Could you write out every record below exactly, leaving out any pictures?

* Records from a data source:
# # # # #
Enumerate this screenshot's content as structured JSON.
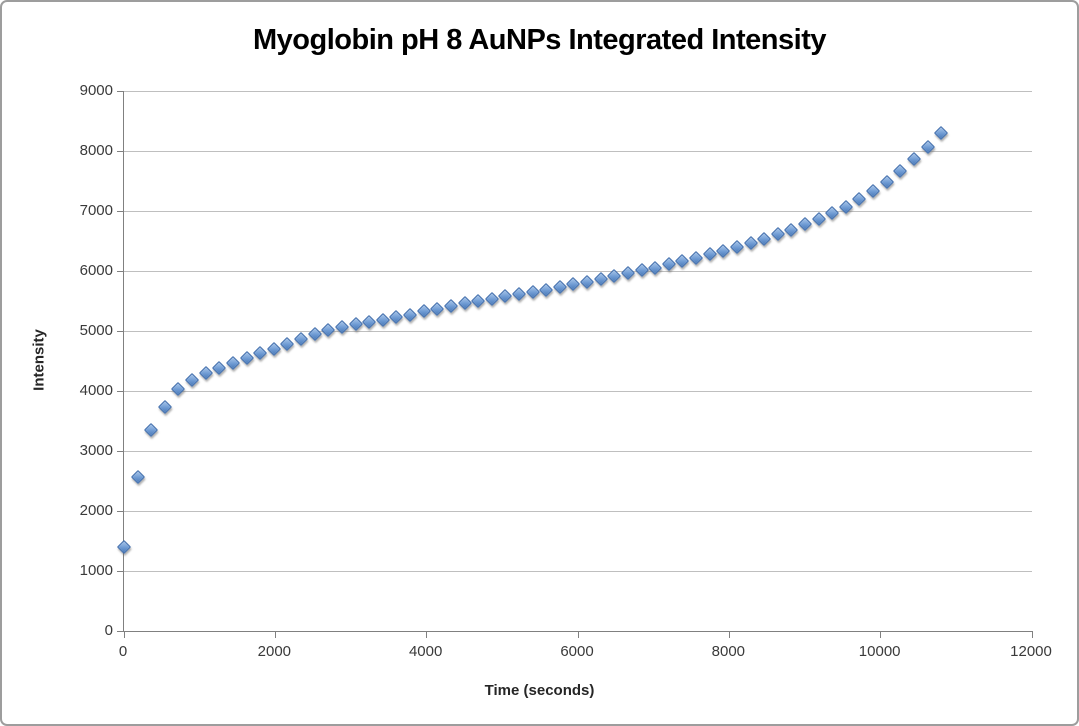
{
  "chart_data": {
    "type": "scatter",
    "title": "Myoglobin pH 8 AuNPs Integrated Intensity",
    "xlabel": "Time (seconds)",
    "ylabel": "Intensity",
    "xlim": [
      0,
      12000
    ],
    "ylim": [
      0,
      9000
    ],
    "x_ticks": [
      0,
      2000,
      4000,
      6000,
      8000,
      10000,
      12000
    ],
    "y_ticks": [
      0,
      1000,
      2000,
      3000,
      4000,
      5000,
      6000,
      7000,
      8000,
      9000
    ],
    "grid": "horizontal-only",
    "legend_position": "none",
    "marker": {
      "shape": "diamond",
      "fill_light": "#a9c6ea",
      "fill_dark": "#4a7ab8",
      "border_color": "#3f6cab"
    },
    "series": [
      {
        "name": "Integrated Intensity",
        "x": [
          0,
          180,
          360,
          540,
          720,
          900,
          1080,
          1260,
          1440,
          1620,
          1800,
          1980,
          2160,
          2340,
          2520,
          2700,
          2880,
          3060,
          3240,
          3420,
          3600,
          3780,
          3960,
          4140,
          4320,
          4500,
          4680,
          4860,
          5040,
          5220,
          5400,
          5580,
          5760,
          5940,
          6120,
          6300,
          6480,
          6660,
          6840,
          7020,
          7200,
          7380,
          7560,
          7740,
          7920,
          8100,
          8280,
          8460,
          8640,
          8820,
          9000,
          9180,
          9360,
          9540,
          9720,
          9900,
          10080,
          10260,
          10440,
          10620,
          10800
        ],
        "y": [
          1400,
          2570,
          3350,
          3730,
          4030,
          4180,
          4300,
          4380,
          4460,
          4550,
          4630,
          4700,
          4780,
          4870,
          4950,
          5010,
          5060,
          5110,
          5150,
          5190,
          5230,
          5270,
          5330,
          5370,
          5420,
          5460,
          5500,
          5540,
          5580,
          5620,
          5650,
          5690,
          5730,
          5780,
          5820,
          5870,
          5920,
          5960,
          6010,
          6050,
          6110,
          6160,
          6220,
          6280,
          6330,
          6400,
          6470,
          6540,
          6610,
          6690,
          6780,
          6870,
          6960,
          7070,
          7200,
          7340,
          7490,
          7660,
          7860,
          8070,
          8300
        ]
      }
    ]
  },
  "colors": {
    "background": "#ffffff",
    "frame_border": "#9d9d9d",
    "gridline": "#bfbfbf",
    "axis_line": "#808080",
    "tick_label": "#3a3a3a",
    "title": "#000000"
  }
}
# # # # #
* RESULT FOR THIS EXERCISE:
Enumerate this screenshot's content as structured JSON.
{
  "chart_data": {
    "type": "scatter",
    "title": "Myoglobin pH 8 AuNPs Integrated Intensity",
    "xlabel": "Time (seconds)",
    "ylabel": "Intensity",
    "xlim": [
      0,
      12000
    ],
    "ylim": [
      0,
      9000
    ],
    "x_ticks": [
      0,
      2000,
      4000,
      6000,
      8000,
      10000,
      12000
    ],
    "y_ticks": [
      0,
      1000,
      2000,
      3000,
      4000,
      5000,
      6000,
      7000,
      8000,
      9000
    ],
    "grid": "horizontal-only",
    "legend_position": "none",
    "marker": {
      "shape": "diamond",
      "fill_light": "#a9c6ea",
      "fill_dark": "#4a7ab8",
      "border_color": "#3f6cab"
    },
    "series": [
      {
        "name": "Integrated Intensity",
        "x": [
          0,
          180,
          360,
          540,
          720,
          900,
          1080,
          1260,
          1440,
          1620,
          1800,
          1980,
          2160,
          2340,
          2520,
          2700,
          2880,
          3060,
          3240,
          3420,
          3600,
          3780,
          3960,
          4140,
          4320,
          4500,
          4680,
          4860,
          5040,
          5220,
          5400,
          5580,
          5760,
          5940,
          6120,
          6300,
          6480,
          6660,
          6840,
          7020,
          7200,
          7380,
          7560,
          7740,
          7920,
          8100,
          8280,
          8460,
          8640,
          8820,
          9000,
          9180,
          9360,
          9540,
          9720,
          9900,
          10080,
          10260,
          10440,
          10620,
          10800
        ],
        "y": [
          1400,
          2570,
          3350,
          3730,
          4030,
          4180,
          4300,
          4380,
          4460,
          4550,
          4630,
          4700,
          4780,
          4870,
          4950,
          5010,
          5060,
          5110,
          5150,
          5190,
          5230,
          5270,
          5330,
          5370,
          5420,
          5460,
          5500,
          5540,
          5580,
          5620,
          5650,
          5690,
          5730,
          5780,
          5820,
          5870,
          5920,
          5960,
          6010,
          6050,
          6110,
          6160,
          6220,
          6280,
          6330,
          6400,
          6470,
          6540,
          6610,
          6690,
          6780,
          6870,
          6960,
          7070,
          7200,
          7340,
          7490,
          7660,
          7860,
          8070,
          8300
        ]
      }
    ]
  },
  "colors": {
    "background": "#ffffff",
    "frame_border": "#9d9d9d",
    "gridline": "#bfbfbf",
    "axis_line": "#808080",
    "tick_label": "#3a3a3a",
    "title": "#000000"
  }
}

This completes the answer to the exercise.